- _What is being asked_:
From the text on pelvic floor imaging, list the clinician groups whose uptake of pelvic floor ultrasound is compared.

- _Selected extract_:
It has taken over 20 years for imaging to develop as a mainstream diagnostic tool in the investigation of female pelvic organ prolapse, urinary and fecal incontinence, and defecation disorders. Physicians have been slow in realizing that clinical assessment alone is a very inadequate tool to assess pelvic floor function and anatomy. Our examination skills are poor, focusing on surface anatomy rather than true structural abnormalities, and recurrence after pelvic reconstructive surgery is common.1 The uptake of pelvic floor ultrasound by clinicians has varied substantially from one specialty to another, with gynecologists having a major advantage over urologists and colorectal surgeons due to the fact that an entire generation of OB/GYN specialists has now grown up with ultrasound imaging. Sonography is an accepted component of any clinical assessment in both obstetrics and gynecology, so why should it be any different in urogynecology and female urology?

In theory, clinical assessment skills could be improved to such a degree as to make imaging unnecessary in many cases. However, this clearly is not the case at present, and it is unlikely to happen unless we allow imaging techniques to demonstrate what (and where) the actual problems are. To give just one example: the missing link between vaginal childbirth and prolapse—major levator trauma in the form of avulsion of the anteromedial aspects of the puborectalis muscle off the pelvic sidewall2,3—is palpable, but palpation of levator trauma requires considerable skill and teaching,4,5, and 6 preferably with imaging confirmation. Certainly, diagnosis by imaging is more reproducible than diagnosis by palpation,6 and easier to teach. And suspected levator trauma or abnormal distensibility ("ballooning") are by no means the only reason to perform pelvic floor imaging (Table 40-1).

- _Dataset items_:
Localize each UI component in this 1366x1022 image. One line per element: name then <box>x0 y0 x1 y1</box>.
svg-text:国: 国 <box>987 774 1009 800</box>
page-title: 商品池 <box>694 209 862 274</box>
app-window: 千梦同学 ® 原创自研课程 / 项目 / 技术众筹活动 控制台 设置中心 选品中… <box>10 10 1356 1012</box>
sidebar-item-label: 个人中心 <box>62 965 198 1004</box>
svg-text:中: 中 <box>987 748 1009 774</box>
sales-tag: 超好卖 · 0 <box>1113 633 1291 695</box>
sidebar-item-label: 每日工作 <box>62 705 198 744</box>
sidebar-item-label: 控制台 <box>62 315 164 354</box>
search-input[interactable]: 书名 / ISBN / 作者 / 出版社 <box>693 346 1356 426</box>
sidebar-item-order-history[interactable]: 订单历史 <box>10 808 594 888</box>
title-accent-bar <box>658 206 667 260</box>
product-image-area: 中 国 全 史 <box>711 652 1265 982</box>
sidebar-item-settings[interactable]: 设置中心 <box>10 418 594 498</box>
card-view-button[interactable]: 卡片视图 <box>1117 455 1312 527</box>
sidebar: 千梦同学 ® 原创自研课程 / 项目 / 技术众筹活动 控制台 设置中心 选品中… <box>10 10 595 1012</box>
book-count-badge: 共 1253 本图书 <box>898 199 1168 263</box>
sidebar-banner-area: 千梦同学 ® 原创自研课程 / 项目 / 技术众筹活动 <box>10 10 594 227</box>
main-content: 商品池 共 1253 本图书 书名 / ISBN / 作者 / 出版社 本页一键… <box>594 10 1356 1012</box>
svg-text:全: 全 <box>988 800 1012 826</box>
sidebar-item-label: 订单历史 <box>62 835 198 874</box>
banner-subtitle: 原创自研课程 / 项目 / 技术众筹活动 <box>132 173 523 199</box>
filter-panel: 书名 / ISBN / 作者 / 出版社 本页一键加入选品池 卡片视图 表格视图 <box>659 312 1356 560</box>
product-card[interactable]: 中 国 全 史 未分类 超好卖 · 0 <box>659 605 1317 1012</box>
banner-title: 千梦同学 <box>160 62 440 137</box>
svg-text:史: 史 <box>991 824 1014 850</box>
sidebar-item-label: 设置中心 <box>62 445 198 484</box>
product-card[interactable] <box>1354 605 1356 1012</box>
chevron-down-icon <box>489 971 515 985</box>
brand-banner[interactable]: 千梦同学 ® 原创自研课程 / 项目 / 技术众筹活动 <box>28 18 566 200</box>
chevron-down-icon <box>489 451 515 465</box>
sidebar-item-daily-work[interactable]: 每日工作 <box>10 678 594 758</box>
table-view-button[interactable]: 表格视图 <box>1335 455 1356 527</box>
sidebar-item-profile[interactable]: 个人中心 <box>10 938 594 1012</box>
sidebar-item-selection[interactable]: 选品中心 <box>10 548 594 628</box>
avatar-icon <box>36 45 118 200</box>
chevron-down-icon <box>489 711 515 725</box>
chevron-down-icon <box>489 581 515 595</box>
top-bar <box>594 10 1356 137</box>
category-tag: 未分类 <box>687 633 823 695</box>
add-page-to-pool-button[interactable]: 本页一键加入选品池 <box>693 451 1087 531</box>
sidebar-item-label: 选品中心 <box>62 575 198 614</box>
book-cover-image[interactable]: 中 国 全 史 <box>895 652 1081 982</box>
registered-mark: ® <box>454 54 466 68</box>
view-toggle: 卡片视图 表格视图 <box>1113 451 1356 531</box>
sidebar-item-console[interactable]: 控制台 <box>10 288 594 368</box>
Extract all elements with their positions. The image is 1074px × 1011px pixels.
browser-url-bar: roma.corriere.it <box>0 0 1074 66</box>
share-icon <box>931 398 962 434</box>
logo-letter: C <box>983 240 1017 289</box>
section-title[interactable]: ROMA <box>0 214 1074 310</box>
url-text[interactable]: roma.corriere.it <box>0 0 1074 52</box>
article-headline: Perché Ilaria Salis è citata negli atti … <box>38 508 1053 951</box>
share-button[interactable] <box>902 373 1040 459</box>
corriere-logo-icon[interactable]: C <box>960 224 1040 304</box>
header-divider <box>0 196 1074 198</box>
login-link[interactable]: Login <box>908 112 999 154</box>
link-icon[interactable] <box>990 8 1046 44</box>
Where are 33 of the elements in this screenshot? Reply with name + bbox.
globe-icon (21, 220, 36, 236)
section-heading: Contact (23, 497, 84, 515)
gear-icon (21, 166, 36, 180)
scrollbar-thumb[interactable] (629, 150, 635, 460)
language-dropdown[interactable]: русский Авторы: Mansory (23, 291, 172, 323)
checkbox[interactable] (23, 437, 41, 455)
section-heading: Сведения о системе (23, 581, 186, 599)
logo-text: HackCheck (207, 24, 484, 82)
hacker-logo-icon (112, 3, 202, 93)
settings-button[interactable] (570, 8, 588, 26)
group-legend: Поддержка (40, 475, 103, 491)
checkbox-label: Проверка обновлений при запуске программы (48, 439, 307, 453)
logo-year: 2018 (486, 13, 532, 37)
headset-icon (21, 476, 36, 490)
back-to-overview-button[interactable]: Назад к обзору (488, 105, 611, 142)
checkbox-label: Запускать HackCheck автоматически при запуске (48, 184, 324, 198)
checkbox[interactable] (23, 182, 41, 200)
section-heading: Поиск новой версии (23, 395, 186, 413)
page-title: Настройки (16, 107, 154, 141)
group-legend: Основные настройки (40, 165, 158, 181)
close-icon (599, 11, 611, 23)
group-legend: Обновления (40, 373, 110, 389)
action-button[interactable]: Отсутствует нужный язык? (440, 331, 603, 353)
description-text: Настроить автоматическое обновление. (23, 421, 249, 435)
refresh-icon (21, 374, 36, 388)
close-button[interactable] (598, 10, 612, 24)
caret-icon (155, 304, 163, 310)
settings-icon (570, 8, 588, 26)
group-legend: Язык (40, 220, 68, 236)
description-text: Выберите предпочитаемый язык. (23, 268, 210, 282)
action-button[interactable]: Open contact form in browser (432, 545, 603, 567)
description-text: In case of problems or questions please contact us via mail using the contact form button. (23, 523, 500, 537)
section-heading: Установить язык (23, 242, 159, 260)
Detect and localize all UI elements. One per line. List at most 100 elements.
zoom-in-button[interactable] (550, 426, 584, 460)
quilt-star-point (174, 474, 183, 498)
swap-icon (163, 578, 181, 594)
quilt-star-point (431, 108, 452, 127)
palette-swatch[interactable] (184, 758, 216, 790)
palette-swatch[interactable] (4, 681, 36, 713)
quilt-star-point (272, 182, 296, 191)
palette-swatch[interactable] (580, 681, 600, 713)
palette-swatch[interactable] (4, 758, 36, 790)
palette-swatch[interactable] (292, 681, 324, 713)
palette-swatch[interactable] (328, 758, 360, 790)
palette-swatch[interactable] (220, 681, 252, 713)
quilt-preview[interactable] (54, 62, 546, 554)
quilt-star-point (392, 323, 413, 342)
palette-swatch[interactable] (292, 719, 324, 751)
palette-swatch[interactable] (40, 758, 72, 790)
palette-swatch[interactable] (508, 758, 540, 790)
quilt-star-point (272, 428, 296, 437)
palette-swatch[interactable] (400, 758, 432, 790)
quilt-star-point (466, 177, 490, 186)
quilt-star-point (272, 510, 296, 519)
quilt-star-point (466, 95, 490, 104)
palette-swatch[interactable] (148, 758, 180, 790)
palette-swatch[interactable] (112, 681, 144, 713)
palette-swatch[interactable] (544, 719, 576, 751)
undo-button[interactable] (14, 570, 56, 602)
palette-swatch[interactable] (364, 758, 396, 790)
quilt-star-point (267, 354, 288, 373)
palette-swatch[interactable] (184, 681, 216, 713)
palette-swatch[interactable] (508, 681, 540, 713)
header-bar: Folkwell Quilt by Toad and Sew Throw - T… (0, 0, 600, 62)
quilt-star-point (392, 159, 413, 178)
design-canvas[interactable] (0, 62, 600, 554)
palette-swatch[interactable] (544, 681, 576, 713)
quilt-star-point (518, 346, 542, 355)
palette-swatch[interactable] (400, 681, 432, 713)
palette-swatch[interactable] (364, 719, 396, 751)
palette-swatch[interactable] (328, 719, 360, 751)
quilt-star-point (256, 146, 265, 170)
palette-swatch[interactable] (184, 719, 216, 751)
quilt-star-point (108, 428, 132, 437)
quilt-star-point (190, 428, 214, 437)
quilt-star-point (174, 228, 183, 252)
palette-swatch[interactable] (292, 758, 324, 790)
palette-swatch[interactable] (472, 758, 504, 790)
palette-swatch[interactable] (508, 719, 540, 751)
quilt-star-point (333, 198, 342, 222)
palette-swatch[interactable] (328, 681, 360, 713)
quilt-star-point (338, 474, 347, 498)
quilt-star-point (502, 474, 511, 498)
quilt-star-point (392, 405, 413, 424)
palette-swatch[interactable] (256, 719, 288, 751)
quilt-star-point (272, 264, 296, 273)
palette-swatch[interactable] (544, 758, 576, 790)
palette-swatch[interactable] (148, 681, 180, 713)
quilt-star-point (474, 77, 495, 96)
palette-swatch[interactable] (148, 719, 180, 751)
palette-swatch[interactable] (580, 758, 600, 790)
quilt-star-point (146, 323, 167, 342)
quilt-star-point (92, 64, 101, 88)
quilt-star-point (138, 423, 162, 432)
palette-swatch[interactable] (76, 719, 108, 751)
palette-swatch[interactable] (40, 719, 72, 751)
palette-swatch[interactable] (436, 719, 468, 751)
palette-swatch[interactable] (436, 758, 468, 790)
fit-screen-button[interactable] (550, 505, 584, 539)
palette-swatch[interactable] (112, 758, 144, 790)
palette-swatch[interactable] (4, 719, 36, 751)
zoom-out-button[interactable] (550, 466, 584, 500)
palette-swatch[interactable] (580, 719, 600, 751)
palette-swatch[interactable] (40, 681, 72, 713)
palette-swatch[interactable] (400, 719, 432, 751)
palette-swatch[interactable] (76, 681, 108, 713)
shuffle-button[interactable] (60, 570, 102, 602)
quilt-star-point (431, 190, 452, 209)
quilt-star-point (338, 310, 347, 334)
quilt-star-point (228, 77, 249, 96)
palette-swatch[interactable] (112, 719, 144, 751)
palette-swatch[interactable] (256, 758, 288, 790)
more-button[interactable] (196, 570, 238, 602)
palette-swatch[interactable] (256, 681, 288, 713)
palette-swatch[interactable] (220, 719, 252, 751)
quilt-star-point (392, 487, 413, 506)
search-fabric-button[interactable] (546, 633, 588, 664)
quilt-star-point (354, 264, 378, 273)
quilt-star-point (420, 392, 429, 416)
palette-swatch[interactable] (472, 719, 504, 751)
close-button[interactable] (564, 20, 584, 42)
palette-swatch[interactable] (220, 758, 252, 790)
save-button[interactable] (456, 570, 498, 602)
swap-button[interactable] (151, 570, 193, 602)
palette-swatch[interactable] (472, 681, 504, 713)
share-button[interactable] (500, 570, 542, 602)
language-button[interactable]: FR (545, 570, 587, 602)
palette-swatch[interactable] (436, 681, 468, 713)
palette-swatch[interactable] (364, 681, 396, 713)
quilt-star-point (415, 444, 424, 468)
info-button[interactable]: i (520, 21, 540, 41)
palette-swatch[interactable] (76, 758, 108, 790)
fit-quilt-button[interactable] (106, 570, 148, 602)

- _Result_:
- Gynecologists
- Urologists
- Colorectal surgeons